PROBLEM STATEMENT ▸ Extract each line holding the word "juta" from the entries.

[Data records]
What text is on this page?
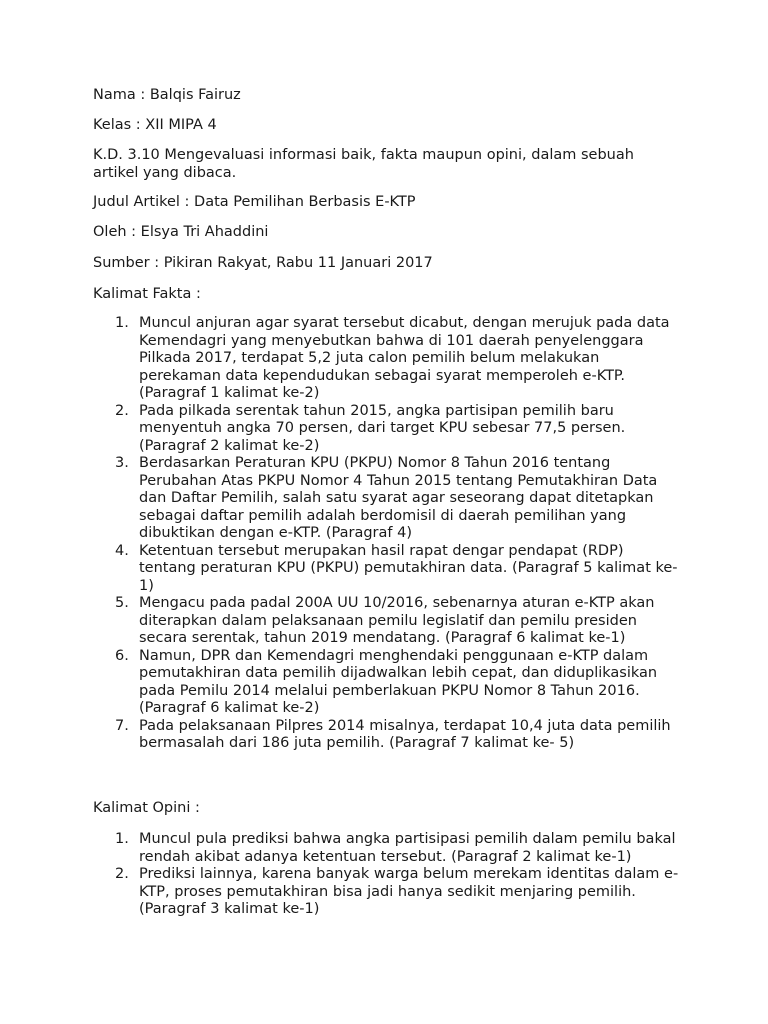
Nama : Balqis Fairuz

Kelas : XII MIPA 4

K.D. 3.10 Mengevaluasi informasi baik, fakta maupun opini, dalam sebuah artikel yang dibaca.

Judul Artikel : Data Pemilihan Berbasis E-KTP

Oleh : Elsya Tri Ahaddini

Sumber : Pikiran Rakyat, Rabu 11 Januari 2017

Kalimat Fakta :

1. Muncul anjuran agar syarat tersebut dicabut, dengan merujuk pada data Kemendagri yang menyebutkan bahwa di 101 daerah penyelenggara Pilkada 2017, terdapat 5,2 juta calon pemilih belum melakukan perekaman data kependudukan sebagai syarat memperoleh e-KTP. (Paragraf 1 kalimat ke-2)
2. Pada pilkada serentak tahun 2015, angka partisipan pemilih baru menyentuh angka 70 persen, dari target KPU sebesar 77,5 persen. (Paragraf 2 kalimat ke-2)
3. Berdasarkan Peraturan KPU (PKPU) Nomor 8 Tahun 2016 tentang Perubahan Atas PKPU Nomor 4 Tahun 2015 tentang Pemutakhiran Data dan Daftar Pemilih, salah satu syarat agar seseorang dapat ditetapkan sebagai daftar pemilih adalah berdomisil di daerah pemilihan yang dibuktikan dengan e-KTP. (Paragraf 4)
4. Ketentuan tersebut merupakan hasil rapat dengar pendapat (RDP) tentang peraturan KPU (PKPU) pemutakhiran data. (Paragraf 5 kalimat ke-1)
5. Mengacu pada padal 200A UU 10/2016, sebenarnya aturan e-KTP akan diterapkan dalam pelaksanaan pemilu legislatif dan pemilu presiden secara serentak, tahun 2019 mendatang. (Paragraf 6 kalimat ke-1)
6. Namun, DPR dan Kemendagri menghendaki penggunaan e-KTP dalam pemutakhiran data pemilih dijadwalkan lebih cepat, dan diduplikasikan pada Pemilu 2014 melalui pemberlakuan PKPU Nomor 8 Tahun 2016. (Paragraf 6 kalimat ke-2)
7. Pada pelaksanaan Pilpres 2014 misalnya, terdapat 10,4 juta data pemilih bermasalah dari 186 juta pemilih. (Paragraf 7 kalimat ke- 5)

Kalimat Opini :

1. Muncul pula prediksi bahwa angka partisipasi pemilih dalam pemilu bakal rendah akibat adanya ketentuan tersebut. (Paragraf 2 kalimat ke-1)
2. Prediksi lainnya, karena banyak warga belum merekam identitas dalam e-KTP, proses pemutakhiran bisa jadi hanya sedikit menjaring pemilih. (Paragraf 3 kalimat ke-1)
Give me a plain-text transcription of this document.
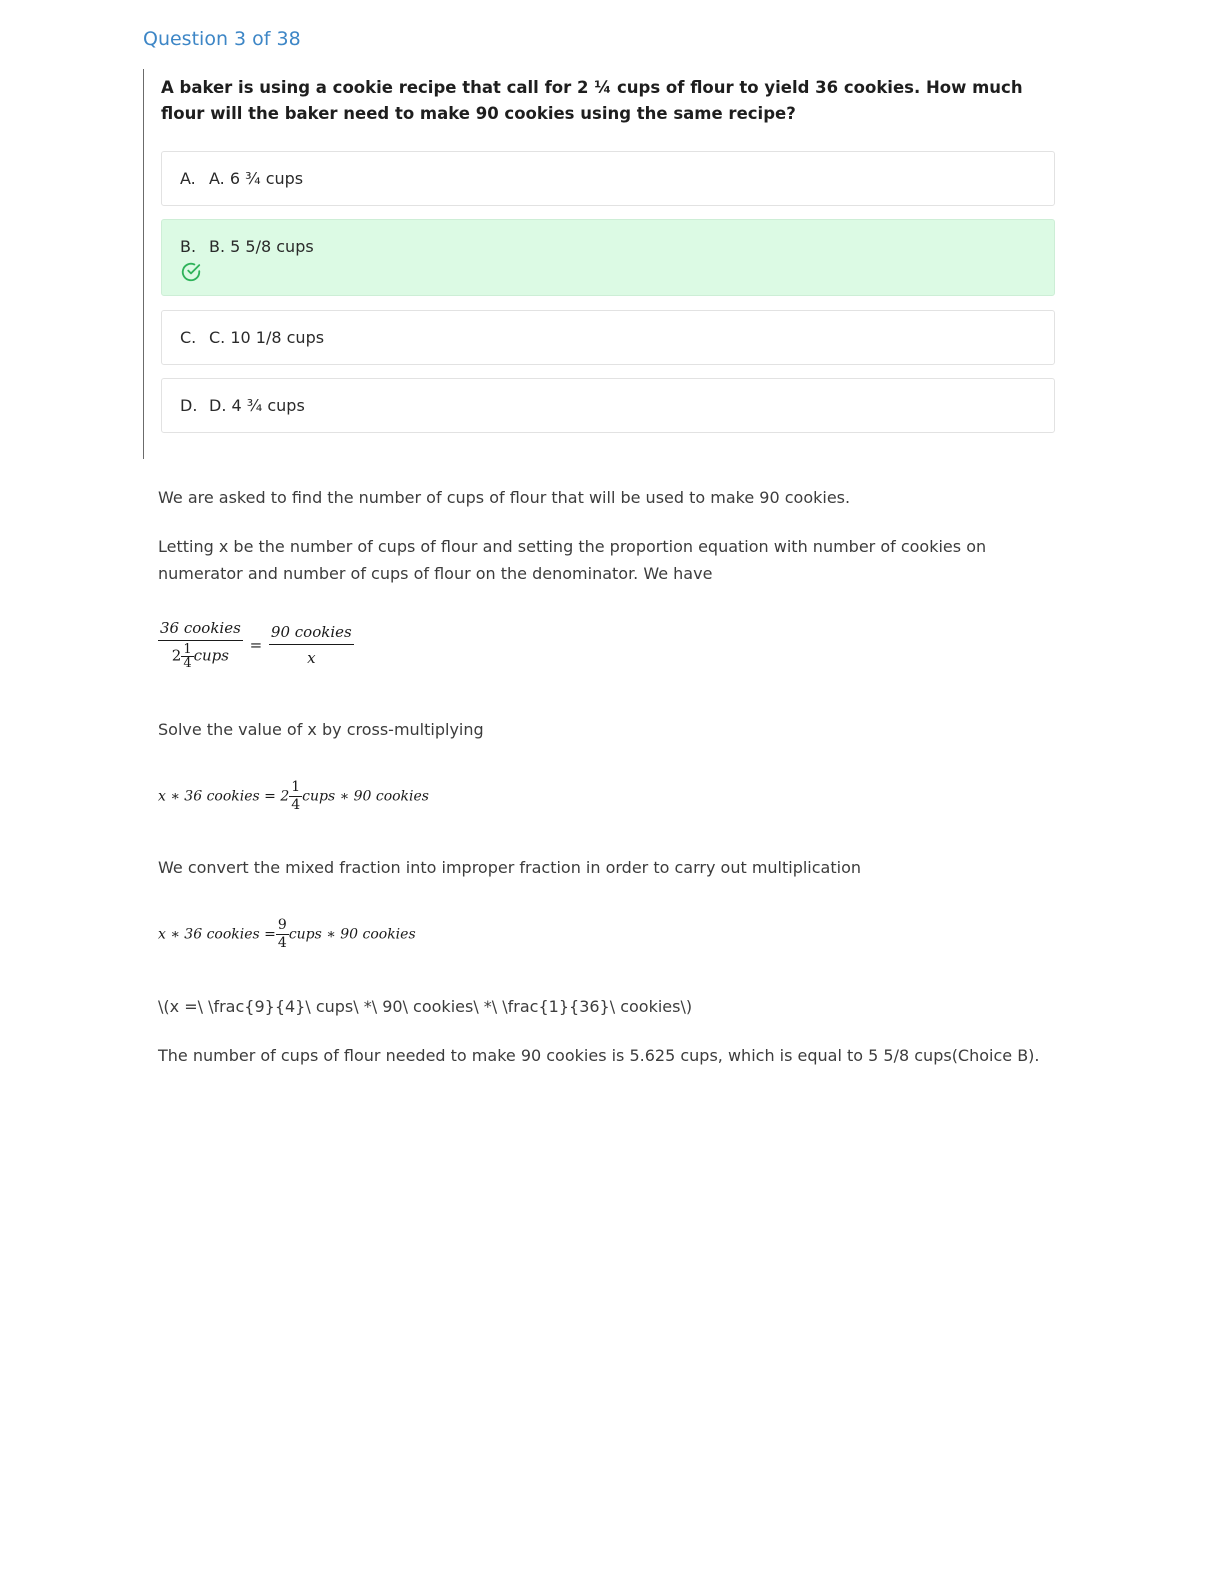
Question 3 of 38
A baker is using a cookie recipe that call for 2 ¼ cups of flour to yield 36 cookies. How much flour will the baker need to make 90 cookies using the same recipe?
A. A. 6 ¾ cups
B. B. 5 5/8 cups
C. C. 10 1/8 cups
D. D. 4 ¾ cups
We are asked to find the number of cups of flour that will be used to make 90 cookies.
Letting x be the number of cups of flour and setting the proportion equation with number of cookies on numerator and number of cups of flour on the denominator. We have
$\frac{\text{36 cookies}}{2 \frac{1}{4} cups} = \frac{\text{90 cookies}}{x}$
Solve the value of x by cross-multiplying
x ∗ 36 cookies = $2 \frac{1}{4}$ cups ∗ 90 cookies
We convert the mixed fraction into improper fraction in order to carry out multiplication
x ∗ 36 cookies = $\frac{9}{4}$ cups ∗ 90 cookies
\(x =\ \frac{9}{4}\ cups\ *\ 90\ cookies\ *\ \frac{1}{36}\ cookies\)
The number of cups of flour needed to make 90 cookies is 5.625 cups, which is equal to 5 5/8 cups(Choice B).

---

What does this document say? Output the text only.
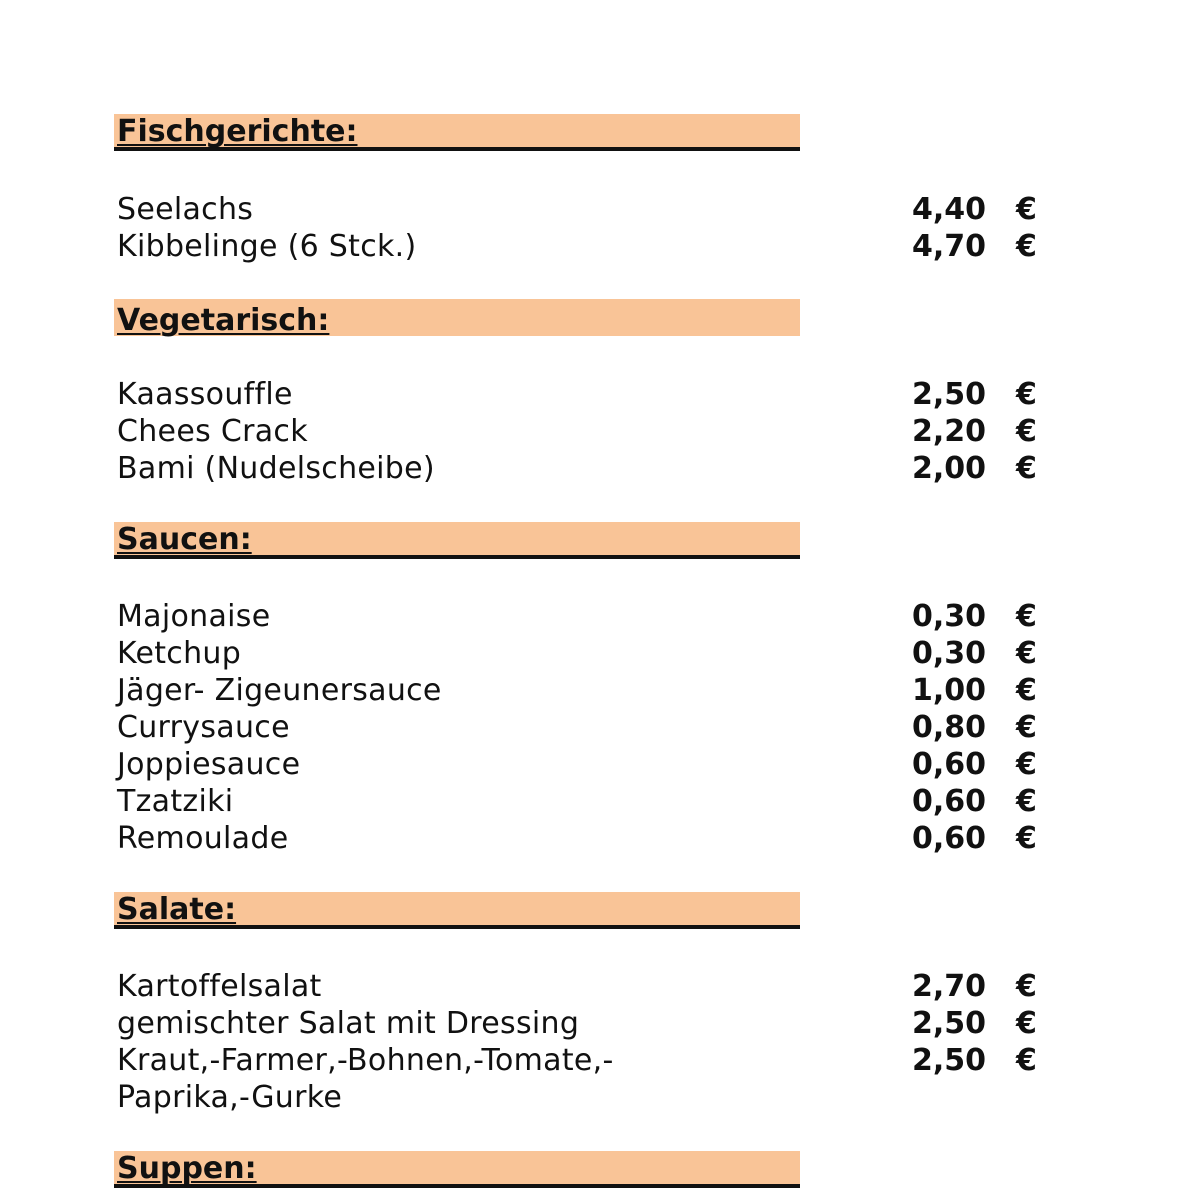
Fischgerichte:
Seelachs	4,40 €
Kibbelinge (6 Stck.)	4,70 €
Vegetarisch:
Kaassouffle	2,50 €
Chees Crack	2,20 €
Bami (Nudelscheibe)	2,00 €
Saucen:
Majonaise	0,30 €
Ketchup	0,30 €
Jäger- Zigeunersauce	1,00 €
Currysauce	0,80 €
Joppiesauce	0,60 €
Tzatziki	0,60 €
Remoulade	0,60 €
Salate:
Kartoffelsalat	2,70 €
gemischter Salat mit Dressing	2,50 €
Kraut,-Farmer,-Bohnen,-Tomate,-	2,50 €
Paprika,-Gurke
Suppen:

EXERCISE RESPONSE ▸
1. Muncul anjuran agar syarat tersebut dicabut, dengan merujuk pada data Kemendagri yang menyebutkan bahwa di 101 daerah penyelenggara Pilkada 2017, terdapat 5,2 juta calon pemilih belum melakukan perekaman data kependudukan sebagai syarat memperoleh e-KTP. (Paragraf 1 kalimat ke-2)
7. Pada pelaksanaan Pilpres 2014 misalnya, terdapat 10,4 juta data pemilih bermasalah dari 186 juta pemilih. (Paragraf 7 kalimat ke- 5)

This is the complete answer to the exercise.